### Instruction:
From the entries that follow, gather each line holding the word "Global".

──────── Exercise materials ────────

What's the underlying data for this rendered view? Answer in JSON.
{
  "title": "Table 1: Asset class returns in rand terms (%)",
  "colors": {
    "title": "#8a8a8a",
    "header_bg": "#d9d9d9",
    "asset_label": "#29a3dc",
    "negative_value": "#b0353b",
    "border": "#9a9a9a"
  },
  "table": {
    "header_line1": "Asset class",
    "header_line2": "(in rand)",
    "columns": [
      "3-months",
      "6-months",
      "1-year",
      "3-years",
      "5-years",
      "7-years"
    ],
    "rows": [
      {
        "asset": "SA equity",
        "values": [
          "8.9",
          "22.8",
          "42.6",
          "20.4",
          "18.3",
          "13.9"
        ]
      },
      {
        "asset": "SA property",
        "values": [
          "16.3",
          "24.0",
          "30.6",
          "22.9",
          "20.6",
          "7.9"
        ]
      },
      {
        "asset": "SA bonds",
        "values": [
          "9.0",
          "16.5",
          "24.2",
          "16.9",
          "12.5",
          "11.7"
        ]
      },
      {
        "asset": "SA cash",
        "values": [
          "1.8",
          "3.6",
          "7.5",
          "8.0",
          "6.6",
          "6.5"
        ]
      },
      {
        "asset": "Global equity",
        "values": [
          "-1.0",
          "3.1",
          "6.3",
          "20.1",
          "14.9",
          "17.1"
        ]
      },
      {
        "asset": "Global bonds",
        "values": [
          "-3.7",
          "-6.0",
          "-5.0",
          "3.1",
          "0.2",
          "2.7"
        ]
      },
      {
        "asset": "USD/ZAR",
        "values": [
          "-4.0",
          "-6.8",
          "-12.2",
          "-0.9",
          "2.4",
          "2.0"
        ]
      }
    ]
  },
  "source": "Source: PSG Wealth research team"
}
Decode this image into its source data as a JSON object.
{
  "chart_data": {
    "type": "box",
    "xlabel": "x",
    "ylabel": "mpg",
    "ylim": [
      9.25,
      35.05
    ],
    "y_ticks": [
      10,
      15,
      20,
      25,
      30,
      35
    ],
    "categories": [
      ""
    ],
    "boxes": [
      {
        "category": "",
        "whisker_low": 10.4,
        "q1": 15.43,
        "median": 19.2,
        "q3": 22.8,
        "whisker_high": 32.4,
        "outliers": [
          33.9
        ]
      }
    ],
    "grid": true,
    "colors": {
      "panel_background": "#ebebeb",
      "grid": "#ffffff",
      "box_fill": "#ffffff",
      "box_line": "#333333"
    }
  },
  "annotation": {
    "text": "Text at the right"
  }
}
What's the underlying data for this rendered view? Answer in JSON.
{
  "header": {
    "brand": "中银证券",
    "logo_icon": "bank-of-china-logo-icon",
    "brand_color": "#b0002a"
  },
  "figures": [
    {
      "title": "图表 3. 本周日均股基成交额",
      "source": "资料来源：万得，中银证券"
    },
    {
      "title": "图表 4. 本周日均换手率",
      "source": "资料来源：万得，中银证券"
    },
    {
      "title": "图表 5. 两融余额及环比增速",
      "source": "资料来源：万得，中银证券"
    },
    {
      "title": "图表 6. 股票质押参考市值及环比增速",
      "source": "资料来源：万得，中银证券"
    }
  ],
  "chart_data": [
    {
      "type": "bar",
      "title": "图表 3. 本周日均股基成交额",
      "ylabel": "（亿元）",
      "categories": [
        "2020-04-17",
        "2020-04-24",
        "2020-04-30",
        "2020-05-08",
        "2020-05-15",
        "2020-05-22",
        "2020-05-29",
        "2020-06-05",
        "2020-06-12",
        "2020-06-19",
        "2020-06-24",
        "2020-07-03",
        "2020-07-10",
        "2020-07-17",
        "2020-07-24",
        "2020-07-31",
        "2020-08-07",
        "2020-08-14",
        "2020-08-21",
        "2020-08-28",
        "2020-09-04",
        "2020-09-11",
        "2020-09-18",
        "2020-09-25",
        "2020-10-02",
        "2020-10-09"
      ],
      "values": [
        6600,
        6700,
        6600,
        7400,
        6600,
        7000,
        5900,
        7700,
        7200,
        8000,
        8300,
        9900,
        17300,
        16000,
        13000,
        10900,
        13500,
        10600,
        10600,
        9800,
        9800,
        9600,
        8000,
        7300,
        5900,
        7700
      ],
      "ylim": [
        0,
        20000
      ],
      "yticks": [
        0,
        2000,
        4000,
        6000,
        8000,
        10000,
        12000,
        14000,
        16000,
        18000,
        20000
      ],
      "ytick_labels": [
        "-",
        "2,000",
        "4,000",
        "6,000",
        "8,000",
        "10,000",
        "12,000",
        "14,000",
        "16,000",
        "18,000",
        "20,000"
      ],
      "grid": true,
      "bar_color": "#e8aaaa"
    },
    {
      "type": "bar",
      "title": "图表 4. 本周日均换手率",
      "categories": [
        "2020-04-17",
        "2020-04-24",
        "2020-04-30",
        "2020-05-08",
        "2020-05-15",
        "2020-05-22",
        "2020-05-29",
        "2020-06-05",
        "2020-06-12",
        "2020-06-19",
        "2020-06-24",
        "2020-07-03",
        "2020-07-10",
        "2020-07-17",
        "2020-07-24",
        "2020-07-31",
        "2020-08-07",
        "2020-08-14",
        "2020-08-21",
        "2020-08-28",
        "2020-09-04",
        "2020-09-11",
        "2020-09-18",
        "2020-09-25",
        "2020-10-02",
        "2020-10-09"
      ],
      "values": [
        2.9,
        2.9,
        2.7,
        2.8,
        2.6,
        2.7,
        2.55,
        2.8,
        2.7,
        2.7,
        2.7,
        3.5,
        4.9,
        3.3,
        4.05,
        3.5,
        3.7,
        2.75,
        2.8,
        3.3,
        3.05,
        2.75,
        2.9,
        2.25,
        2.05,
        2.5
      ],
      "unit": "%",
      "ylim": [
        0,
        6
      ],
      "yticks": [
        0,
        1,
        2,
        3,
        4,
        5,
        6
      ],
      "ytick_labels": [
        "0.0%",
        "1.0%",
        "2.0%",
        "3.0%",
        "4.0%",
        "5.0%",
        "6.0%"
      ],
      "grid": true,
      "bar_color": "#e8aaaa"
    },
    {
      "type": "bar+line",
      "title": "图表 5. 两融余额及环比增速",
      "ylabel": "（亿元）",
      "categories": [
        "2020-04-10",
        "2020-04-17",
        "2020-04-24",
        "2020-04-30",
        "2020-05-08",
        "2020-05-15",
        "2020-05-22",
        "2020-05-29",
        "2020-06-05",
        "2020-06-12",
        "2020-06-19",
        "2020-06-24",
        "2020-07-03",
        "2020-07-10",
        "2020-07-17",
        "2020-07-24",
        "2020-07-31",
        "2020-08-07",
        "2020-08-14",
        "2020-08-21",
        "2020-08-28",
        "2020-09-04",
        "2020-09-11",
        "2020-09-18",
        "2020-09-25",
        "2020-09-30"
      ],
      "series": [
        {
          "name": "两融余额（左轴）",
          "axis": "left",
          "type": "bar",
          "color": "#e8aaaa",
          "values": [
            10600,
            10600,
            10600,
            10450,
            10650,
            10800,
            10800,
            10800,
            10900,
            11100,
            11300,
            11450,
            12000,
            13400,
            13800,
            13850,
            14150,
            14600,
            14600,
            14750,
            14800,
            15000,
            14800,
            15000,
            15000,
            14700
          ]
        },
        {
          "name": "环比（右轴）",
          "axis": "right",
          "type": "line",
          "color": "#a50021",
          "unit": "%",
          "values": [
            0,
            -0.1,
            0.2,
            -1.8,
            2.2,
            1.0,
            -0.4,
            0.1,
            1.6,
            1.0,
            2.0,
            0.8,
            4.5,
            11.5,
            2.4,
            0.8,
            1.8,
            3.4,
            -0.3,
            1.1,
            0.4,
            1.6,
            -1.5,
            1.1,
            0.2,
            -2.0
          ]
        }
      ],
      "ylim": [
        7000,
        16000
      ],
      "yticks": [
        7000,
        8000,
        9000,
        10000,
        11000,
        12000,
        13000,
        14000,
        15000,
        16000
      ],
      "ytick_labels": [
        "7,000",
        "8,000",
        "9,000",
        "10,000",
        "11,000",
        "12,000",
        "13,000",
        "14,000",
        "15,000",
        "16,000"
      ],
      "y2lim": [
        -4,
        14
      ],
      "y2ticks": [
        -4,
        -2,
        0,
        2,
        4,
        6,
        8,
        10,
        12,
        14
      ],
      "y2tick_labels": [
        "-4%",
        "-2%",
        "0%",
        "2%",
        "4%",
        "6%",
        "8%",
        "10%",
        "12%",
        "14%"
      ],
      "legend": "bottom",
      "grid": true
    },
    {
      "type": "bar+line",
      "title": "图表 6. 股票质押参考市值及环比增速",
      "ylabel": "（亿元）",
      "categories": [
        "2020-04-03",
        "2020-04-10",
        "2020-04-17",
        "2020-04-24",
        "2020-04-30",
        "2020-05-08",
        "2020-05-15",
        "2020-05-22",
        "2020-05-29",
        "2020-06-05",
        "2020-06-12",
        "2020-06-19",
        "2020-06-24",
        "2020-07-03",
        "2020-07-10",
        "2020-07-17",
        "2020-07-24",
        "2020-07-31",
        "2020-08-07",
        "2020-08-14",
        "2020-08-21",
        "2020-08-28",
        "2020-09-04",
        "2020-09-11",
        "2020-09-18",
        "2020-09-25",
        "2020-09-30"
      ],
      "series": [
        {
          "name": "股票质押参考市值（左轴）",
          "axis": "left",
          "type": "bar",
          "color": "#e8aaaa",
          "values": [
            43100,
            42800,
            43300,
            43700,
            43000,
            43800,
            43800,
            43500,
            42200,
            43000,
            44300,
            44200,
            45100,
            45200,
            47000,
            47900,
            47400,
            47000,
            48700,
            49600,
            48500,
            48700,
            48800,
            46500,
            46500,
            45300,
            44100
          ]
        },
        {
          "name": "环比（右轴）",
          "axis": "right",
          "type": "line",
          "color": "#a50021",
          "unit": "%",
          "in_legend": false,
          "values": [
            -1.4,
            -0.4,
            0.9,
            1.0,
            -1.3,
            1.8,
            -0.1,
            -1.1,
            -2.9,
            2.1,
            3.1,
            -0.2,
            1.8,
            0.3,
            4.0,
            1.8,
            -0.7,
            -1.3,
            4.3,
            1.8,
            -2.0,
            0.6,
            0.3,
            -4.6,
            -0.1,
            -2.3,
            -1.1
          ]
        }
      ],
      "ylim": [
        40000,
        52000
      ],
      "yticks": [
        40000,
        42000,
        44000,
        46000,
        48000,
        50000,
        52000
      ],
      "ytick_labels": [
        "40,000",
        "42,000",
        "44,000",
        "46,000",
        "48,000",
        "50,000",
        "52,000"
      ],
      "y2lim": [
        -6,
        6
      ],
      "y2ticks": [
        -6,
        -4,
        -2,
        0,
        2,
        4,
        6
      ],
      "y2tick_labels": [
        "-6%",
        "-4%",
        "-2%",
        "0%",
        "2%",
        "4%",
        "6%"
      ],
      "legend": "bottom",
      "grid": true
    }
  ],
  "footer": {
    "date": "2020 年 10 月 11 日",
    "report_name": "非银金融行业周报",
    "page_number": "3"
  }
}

────────

### Output for this exercise:
        "asset": "Global equity",
        "asset": "Global bonds",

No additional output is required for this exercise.